Goal:
From the entries below, copy every line where the string "нагревателем" appears.

[Entries from a visual dataset]
·····

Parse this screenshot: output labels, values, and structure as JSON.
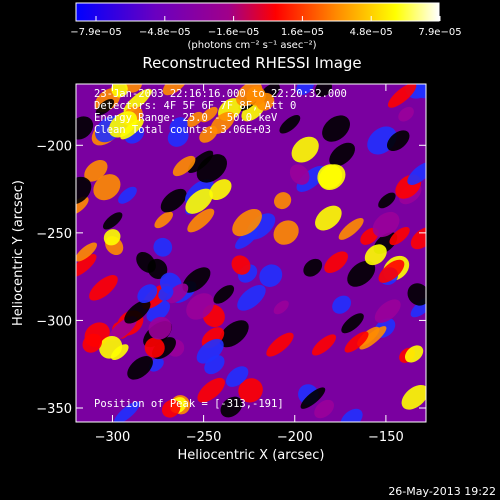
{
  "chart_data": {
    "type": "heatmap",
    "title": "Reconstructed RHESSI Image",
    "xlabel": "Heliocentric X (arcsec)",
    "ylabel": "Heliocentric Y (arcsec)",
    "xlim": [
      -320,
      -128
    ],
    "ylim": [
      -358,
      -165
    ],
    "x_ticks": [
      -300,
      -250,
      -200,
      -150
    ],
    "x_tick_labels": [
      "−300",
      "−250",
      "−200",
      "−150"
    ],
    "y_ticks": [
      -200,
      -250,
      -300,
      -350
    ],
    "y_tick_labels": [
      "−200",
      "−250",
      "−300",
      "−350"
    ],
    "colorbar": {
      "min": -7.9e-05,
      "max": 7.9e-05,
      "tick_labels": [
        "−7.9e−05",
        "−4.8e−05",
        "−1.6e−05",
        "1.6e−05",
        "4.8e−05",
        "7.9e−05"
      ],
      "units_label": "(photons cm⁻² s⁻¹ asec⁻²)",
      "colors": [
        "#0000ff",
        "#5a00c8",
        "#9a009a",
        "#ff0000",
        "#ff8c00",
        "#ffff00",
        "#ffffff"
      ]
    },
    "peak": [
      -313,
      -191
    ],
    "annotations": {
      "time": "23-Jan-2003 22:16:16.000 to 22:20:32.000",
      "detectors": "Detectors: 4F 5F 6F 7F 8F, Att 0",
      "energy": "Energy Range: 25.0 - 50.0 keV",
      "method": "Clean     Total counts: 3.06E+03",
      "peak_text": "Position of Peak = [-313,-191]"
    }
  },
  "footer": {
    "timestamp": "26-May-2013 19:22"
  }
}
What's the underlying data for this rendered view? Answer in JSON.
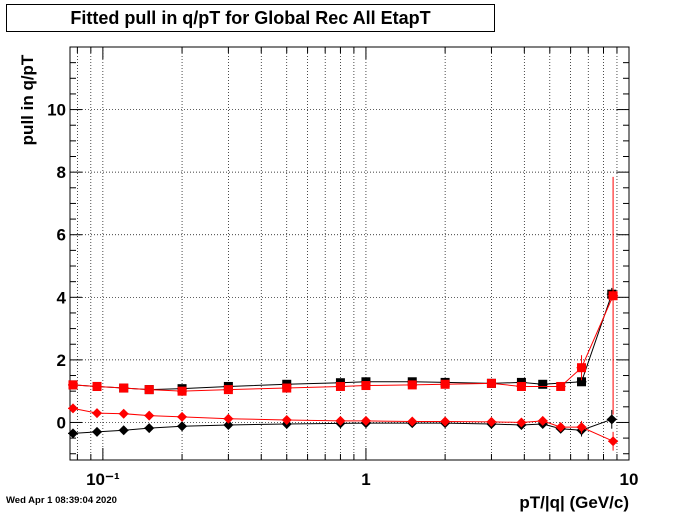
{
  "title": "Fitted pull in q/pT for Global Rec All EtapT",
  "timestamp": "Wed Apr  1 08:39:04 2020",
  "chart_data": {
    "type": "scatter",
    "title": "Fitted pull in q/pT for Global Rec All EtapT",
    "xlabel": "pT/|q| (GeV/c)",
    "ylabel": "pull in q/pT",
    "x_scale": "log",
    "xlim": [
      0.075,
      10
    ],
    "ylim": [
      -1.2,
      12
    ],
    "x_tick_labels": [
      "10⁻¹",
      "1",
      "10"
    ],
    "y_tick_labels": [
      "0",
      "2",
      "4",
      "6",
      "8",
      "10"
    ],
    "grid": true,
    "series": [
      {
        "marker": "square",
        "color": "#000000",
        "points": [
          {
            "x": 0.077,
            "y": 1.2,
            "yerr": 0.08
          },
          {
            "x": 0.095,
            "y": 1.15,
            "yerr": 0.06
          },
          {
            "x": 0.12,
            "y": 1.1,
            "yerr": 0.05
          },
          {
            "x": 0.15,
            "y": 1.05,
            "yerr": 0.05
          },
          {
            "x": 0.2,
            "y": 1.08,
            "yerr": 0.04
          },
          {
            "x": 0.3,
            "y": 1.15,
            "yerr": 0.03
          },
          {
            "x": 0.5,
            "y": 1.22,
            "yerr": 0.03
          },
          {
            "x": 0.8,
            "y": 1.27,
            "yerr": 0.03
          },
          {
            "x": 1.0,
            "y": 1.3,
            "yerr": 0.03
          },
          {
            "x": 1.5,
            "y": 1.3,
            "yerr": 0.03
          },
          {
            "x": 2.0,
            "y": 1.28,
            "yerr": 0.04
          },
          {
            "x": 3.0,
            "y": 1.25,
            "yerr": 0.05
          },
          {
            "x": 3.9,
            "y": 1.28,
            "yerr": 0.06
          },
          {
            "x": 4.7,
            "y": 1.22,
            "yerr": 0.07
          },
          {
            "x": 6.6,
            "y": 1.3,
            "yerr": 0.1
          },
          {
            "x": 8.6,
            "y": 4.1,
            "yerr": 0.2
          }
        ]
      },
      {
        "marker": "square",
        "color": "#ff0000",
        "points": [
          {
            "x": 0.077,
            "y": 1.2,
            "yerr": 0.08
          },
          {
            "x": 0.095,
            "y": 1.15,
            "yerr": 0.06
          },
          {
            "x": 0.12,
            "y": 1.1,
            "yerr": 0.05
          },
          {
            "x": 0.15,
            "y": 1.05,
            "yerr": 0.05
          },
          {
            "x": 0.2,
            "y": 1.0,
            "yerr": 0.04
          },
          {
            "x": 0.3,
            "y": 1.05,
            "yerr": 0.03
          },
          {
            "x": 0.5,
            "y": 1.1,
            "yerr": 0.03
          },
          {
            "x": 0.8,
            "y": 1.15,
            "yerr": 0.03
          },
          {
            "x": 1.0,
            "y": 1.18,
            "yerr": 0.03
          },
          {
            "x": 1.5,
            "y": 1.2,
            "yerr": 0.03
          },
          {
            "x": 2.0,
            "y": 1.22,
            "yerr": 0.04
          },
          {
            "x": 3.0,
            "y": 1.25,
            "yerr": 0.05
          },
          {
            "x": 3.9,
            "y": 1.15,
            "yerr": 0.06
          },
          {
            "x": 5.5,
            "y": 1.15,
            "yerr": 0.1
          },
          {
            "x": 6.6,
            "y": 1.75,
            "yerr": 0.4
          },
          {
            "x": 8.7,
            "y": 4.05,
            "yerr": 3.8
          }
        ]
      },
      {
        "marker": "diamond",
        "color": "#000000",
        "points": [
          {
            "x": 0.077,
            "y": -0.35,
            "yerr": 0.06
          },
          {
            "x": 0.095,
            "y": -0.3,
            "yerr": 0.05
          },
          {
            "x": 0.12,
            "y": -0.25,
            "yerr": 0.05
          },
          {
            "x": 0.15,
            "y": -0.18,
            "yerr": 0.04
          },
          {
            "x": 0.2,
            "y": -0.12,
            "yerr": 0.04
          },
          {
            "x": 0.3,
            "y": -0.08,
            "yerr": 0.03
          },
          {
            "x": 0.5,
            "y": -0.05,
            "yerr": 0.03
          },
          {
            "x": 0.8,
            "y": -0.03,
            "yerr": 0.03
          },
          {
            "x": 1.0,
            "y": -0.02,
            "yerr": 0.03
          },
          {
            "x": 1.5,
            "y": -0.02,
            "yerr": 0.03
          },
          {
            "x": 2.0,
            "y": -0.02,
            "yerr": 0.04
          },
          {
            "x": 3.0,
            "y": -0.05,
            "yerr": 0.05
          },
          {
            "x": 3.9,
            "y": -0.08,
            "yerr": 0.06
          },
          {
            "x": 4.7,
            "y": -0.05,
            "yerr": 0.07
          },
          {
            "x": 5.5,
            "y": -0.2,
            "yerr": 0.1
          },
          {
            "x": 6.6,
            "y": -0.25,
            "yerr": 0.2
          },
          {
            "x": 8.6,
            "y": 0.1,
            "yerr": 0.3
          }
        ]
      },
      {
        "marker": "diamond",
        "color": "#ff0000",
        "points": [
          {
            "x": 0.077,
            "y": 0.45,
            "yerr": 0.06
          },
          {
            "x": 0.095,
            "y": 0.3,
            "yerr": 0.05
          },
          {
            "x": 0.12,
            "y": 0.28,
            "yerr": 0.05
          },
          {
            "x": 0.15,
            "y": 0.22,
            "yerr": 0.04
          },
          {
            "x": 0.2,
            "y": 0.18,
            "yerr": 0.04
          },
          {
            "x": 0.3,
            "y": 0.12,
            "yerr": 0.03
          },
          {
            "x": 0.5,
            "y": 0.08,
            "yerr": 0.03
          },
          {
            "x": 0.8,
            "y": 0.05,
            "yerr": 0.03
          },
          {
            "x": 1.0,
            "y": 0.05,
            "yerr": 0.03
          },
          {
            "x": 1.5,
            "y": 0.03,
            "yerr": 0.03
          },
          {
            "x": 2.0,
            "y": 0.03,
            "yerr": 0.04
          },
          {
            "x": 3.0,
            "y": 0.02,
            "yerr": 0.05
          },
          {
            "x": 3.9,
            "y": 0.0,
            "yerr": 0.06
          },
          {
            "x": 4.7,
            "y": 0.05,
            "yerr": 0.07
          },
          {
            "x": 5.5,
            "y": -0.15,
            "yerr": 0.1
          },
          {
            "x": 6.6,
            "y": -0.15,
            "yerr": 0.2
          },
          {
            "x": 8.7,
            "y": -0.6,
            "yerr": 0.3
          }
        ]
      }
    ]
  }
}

·····

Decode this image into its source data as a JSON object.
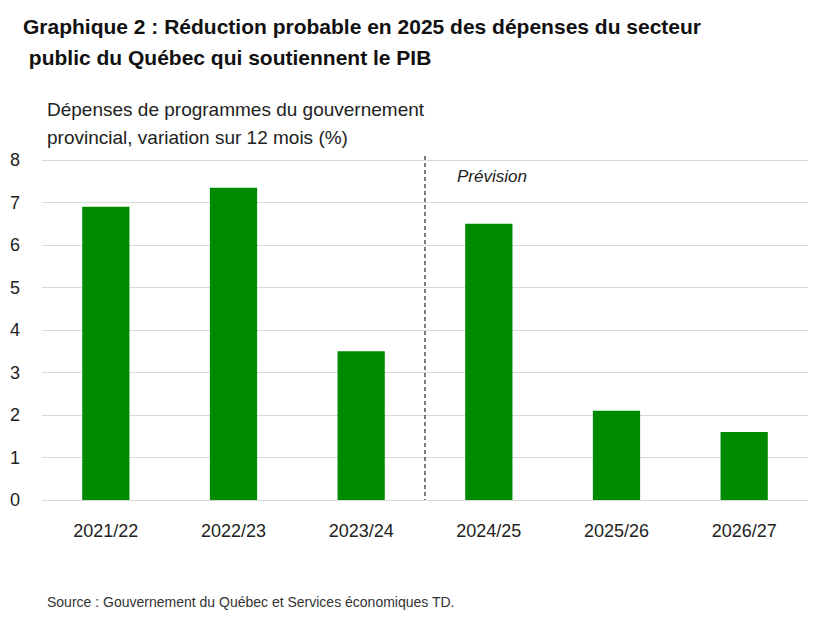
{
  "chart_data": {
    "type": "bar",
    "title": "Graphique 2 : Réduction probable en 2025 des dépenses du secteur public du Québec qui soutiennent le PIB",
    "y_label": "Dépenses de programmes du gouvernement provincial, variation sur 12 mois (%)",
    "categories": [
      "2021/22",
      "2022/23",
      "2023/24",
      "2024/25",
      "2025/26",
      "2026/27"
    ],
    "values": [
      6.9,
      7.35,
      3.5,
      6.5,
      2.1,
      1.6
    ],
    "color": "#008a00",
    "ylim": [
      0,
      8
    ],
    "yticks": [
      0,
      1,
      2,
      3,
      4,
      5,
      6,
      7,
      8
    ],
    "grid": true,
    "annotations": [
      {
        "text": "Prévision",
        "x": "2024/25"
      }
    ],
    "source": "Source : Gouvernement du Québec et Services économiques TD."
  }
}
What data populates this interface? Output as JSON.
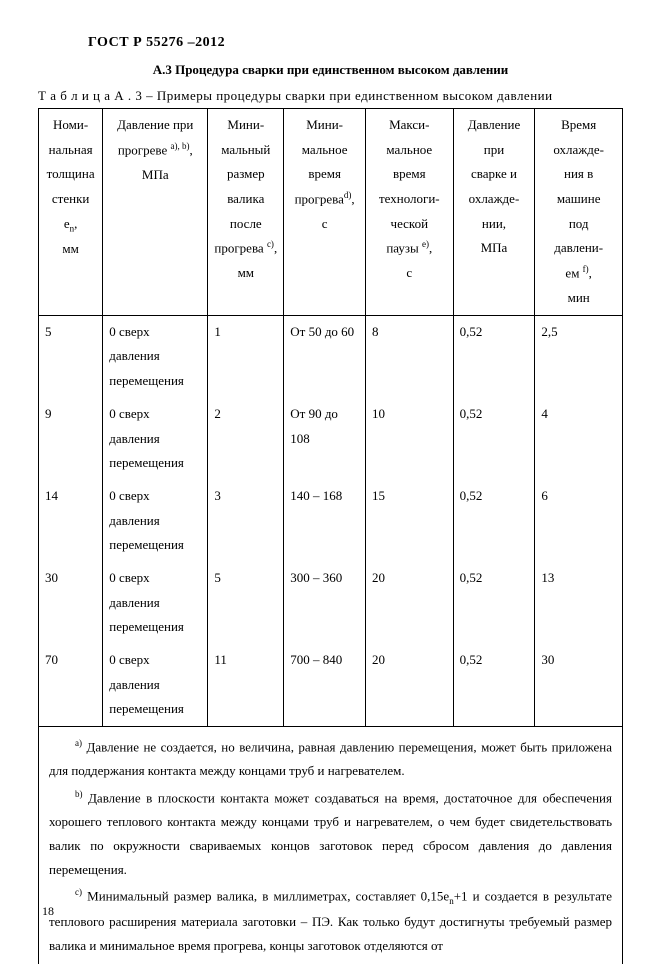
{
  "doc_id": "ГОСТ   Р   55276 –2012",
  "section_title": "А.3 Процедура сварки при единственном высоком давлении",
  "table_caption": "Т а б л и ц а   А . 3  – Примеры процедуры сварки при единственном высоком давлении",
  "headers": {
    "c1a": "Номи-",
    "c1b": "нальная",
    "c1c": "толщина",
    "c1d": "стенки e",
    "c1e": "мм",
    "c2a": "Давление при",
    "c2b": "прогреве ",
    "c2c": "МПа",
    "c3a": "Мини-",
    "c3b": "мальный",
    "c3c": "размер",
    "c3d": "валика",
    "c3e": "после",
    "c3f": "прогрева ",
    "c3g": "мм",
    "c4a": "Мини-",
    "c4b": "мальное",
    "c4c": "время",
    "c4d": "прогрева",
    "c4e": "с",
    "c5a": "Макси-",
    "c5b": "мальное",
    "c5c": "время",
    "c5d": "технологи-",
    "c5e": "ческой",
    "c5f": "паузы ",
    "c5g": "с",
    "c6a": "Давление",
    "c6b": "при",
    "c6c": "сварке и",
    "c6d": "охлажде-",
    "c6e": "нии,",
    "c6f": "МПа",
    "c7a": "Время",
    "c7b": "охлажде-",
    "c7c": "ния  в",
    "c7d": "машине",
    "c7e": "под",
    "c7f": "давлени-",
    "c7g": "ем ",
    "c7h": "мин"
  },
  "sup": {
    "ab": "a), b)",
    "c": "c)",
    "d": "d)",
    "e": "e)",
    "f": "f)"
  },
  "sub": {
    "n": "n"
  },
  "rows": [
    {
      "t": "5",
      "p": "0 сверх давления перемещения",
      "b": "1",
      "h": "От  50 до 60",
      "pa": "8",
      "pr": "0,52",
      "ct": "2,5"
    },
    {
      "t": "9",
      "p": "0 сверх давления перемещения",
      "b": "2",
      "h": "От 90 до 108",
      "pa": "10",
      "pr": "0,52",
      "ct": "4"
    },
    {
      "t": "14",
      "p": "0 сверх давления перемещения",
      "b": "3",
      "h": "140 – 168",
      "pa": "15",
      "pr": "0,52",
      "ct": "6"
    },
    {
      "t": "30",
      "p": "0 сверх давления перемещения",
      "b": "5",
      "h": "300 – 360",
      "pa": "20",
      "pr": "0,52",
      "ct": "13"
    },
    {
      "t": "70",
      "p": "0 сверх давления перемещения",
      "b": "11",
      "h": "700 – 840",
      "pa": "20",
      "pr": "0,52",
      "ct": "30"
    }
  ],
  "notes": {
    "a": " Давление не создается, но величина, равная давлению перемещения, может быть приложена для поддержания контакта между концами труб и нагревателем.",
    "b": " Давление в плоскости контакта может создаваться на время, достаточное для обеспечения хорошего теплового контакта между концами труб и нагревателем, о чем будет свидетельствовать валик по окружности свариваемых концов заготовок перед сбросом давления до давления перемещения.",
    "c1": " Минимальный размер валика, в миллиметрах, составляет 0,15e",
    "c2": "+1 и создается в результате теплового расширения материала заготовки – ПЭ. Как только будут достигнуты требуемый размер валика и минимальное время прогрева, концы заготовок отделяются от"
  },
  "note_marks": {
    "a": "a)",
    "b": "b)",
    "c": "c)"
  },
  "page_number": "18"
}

·····

Answer to the problem:
    "a": " Давление не создается, но величина, равная давлению перемещения, может быть приложена для поддержания контакта между концами труб и нагревателем.",
    "b": " Давление в плоскости контакта может создаваться на время, достаточное для обеспечения хорошего теплового контакта между концами труб и нагревателем, о чем будет свидетельствовать валик по окружности свариваемых концов заготовок перед сбросом давления до давления перемещения.",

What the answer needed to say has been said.